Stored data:
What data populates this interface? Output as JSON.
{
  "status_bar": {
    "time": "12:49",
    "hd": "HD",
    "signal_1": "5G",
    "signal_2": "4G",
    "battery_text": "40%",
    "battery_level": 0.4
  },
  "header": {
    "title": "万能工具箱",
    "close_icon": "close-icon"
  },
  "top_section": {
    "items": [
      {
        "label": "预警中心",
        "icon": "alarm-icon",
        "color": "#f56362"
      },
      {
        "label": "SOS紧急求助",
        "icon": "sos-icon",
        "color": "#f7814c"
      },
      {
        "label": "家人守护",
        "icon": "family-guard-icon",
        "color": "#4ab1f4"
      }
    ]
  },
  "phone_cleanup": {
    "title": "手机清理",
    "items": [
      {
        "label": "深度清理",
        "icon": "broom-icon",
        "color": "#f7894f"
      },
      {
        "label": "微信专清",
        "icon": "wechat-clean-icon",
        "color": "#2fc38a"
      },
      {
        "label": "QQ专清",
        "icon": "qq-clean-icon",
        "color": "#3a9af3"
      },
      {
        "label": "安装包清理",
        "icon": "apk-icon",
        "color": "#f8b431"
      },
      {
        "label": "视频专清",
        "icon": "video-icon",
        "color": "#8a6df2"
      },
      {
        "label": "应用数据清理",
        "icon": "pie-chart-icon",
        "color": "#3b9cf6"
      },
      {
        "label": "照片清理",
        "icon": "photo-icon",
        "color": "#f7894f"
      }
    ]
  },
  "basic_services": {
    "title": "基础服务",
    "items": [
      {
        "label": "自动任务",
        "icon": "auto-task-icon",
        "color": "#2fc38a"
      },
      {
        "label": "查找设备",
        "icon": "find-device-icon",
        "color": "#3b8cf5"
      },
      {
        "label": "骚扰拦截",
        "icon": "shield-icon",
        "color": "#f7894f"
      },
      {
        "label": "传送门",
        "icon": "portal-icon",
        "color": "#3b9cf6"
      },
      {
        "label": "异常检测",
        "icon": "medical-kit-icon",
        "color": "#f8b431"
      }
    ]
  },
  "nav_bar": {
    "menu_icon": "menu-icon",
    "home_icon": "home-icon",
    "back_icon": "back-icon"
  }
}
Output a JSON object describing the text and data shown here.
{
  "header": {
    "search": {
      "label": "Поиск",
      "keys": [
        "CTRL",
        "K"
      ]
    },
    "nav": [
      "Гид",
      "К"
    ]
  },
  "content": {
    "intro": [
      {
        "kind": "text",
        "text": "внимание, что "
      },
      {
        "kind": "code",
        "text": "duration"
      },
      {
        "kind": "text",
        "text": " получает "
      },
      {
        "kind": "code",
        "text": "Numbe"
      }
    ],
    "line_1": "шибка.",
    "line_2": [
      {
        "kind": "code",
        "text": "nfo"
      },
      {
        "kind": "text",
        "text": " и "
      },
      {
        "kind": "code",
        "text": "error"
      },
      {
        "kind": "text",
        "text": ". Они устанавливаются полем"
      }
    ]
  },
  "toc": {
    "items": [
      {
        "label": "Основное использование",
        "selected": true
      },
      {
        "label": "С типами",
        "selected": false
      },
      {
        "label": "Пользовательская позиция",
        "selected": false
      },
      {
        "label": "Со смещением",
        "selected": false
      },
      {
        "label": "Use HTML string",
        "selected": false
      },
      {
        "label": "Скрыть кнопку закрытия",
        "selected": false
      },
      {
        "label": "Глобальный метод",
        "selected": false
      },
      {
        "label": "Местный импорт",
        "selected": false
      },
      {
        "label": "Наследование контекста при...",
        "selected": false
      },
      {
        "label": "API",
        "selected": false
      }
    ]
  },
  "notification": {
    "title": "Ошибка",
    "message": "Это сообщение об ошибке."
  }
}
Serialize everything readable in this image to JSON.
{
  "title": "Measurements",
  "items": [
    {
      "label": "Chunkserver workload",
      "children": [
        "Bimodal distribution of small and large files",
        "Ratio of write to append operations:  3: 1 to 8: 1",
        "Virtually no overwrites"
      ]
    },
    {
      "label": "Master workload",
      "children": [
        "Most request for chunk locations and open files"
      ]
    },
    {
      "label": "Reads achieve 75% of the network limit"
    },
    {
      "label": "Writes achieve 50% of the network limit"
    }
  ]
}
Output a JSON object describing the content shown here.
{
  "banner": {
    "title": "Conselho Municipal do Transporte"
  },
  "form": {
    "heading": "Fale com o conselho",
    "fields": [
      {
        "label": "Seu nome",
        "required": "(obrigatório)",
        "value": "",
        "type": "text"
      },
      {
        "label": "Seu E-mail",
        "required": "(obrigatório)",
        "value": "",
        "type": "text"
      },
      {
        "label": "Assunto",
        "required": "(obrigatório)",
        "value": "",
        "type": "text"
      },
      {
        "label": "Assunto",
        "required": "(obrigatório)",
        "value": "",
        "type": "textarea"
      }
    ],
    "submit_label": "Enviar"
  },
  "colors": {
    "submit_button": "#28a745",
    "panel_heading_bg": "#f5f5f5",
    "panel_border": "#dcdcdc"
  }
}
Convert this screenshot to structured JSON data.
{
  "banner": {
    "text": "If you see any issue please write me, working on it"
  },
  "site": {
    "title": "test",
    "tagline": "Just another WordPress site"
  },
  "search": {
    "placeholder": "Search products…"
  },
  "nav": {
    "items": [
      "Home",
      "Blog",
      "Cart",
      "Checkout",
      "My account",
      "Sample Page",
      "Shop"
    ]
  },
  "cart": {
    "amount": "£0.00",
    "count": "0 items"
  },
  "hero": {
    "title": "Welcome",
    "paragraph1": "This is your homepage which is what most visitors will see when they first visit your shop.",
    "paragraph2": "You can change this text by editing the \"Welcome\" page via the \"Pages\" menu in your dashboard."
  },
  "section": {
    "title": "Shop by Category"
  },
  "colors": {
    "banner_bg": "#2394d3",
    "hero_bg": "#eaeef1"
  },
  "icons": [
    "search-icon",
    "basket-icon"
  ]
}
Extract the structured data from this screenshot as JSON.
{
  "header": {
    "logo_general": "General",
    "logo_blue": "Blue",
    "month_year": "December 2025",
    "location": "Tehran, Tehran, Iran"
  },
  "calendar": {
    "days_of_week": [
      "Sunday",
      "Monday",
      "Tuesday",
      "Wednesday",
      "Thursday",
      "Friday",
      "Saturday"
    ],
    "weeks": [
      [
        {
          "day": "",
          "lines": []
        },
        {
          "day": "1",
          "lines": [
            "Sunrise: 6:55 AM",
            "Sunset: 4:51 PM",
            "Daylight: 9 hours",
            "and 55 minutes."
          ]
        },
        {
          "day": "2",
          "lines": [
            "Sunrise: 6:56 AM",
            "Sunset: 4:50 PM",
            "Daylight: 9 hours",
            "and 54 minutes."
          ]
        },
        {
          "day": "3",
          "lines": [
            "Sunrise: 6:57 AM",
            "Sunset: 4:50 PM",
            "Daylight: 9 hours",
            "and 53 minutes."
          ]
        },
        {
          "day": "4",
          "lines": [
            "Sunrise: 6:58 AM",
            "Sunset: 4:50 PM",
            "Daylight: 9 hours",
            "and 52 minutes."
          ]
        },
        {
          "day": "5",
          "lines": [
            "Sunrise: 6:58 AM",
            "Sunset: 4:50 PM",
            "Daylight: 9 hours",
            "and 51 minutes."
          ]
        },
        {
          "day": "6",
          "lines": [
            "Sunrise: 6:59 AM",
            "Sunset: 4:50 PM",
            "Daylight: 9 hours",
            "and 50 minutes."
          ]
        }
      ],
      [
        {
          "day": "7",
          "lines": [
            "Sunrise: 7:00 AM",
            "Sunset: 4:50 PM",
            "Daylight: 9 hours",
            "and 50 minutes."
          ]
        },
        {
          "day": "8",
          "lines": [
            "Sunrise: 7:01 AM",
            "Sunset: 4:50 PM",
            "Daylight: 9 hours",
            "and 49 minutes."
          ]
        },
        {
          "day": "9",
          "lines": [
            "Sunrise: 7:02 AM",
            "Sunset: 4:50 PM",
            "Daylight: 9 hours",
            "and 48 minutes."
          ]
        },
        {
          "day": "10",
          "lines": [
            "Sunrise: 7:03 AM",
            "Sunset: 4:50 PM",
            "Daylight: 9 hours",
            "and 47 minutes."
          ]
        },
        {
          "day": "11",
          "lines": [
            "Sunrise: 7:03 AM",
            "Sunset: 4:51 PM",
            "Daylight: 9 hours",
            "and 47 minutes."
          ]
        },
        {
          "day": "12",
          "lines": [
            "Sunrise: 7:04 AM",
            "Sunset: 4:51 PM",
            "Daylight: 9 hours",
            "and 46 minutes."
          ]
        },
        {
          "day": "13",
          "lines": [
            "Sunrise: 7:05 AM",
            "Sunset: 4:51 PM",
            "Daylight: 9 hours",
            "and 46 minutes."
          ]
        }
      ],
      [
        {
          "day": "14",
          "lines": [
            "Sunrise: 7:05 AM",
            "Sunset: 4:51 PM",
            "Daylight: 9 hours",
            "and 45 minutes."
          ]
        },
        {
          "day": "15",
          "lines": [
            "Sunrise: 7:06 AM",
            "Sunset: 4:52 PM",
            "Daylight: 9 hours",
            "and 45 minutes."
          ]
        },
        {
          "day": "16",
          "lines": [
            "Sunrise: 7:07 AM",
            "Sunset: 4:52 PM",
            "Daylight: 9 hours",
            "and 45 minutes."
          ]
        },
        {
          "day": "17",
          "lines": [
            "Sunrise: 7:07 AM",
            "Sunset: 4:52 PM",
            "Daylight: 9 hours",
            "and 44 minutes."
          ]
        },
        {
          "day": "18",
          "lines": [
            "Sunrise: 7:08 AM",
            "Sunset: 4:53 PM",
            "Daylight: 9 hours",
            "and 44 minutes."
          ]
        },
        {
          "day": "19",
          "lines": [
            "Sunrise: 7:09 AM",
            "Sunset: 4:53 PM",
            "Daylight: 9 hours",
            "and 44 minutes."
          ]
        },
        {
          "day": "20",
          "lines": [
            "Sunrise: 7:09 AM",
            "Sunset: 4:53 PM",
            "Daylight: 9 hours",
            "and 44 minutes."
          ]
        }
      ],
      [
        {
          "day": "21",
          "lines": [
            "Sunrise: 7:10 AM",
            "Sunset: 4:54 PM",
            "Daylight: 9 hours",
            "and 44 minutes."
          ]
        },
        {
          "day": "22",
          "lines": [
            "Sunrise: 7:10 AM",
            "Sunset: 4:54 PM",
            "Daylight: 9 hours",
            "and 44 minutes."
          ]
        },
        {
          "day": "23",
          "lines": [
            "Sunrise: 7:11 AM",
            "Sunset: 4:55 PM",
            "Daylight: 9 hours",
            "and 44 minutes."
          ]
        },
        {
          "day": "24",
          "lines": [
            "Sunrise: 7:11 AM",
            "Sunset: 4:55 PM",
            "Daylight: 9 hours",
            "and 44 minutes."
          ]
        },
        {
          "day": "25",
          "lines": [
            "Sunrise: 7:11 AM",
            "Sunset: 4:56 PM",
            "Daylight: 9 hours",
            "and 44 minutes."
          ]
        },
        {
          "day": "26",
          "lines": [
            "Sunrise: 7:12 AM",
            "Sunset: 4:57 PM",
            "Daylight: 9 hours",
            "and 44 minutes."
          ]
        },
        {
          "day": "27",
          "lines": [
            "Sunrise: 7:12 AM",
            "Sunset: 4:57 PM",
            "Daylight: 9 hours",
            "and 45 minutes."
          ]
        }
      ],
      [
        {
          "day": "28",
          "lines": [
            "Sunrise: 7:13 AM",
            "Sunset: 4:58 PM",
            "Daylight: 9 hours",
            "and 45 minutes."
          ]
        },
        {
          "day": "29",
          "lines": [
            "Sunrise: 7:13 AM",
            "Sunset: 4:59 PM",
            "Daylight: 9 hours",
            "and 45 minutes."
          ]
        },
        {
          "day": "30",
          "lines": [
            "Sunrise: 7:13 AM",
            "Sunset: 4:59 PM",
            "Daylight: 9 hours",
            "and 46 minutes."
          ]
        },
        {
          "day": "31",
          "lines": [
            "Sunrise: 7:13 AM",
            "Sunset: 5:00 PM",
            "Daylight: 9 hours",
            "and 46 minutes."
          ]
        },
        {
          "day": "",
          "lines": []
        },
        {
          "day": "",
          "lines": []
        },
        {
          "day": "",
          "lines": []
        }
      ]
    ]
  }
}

### EXERCISE DETAILS
Using the records above, select and copy every line that has the word "Output".

### IN RESPONSE
What data populates this interface? Output as JSON.
Output a JSON object describing the text and data shown here.
Output a JSON object describing the content shown here.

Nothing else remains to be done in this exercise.